• **What you will do**
Wherever a line holds the word "subject", copy that line out.

▽

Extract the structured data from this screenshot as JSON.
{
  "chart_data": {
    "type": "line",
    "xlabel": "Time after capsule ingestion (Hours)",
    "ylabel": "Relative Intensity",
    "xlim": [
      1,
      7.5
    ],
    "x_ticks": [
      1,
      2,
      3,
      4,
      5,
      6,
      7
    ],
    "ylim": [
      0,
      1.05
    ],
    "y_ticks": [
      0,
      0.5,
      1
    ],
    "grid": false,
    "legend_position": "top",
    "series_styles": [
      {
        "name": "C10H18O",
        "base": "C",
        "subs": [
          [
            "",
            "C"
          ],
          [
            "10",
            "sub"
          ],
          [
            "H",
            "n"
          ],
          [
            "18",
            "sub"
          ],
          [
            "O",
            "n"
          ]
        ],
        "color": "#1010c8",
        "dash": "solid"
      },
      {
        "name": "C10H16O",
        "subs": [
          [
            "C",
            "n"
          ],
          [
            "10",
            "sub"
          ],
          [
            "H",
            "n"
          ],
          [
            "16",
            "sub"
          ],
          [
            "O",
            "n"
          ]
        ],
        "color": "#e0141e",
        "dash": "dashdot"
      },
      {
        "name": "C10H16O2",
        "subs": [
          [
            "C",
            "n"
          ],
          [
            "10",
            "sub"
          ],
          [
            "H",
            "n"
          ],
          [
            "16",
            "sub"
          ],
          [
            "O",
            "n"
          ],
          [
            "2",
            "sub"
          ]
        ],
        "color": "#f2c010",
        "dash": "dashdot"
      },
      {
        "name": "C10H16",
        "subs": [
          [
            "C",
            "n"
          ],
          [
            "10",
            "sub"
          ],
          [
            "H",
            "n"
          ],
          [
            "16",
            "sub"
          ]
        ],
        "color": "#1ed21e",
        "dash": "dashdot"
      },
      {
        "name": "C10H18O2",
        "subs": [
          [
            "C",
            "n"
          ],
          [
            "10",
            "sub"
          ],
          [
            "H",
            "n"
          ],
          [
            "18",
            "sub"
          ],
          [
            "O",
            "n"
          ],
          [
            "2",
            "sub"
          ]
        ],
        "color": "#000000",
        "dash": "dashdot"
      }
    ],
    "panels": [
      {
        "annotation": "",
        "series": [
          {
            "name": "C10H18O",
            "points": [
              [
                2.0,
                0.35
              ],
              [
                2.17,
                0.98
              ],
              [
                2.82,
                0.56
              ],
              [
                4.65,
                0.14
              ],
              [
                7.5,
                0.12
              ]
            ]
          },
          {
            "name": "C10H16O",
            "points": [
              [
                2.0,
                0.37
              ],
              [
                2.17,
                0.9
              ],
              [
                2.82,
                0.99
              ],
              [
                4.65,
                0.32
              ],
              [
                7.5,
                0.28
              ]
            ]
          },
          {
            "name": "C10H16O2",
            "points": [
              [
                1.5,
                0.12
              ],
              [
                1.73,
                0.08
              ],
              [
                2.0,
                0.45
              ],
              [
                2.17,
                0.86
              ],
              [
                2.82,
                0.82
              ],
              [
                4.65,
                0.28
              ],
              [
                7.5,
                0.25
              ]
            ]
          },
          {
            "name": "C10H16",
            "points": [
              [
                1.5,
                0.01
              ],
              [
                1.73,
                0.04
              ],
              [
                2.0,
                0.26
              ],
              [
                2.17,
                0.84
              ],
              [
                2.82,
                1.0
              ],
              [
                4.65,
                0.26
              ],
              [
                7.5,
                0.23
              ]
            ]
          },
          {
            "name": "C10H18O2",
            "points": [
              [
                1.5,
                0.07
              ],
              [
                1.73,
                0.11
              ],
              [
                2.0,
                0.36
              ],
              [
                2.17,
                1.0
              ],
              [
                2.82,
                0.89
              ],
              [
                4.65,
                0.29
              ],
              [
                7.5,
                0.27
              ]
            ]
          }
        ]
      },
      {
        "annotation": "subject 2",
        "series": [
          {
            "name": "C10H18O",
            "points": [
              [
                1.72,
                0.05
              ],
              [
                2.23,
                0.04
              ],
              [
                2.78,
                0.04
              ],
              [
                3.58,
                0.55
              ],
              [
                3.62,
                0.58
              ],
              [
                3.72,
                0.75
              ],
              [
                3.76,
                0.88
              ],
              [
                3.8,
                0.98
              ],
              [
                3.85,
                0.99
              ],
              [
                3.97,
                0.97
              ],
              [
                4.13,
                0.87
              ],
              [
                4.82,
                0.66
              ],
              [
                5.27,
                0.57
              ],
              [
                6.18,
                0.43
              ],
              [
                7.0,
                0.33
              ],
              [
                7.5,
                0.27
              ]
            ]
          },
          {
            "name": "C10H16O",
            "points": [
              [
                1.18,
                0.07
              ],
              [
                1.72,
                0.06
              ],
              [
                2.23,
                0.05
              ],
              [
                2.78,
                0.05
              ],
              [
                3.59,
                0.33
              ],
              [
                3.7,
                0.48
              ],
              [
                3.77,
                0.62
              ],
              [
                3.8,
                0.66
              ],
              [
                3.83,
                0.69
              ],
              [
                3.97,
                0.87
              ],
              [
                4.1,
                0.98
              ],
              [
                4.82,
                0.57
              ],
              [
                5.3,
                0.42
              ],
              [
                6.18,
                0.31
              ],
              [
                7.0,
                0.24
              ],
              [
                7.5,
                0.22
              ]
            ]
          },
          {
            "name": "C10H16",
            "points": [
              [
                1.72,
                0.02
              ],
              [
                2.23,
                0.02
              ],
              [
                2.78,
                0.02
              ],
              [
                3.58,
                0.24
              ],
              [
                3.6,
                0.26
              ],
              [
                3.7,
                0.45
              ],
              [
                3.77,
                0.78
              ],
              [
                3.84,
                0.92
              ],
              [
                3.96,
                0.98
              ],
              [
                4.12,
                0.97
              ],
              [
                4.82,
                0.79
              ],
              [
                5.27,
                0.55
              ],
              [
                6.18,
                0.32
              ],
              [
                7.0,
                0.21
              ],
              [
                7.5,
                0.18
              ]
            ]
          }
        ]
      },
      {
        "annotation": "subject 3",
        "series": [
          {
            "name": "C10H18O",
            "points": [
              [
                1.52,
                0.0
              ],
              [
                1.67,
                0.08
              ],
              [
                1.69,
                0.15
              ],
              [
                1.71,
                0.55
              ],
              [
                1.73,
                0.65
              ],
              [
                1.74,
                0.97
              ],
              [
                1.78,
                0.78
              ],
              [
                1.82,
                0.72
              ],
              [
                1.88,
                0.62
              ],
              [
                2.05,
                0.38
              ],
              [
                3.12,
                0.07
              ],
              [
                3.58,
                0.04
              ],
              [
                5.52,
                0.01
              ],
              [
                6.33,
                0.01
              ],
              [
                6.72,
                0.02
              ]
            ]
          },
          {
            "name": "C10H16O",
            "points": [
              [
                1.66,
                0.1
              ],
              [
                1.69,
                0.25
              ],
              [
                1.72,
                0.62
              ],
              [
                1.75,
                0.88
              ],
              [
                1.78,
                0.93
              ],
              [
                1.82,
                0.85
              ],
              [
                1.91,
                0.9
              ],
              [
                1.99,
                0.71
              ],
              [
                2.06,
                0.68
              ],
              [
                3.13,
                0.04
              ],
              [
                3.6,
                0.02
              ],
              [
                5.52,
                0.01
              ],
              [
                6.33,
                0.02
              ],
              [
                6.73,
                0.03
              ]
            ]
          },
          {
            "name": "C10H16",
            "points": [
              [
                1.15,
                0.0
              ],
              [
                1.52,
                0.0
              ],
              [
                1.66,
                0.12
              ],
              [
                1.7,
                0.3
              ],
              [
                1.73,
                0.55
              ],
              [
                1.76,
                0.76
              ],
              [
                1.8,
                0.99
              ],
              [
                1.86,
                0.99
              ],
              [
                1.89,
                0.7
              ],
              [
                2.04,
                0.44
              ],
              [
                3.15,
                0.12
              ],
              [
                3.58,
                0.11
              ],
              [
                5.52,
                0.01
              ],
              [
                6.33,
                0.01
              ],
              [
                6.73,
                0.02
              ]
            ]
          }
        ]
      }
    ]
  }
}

△

• **Output of the task**
        "annotation": "subject 2",
        "annotation": "subject 3",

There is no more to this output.